• **Exercise task**
Copy out each line of the data that contains the word "Crucial". Matches must have the same capitalization.

::::

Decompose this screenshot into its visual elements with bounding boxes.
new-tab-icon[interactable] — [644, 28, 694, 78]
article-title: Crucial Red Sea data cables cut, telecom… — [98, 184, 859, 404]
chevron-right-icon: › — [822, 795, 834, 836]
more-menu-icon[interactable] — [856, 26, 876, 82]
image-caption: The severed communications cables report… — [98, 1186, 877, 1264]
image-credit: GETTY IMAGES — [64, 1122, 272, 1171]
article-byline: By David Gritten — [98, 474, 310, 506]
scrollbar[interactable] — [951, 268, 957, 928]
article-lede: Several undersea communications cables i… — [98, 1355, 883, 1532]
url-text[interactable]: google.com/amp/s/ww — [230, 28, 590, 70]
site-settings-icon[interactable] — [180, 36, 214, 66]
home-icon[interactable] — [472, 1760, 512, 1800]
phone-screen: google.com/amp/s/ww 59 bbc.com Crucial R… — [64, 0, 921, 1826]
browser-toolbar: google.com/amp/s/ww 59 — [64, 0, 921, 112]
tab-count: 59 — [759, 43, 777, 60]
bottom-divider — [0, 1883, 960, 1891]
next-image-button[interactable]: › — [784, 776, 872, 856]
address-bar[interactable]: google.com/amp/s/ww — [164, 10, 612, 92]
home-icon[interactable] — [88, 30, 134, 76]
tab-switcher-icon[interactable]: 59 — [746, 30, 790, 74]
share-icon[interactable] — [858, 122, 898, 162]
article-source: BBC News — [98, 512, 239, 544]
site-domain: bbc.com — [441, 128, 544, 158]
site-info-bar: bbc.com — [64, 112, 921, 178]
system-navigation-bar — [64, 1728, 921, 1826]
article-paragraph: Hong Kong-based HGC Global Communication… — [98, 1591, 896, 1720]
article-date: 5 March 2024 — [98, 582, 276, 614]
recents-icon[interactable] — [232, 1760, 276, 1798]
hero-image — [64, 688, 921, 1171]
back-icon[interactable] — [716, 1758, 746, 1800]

::::

• **Output below**
article-title: Crucial Red Sea data cables cut, telecom… — [98, 184, 859, 404]
phone-screen: google.com/amp/s/ww 59 bbc.com Crucial R… — [64, 0, 921, 1826]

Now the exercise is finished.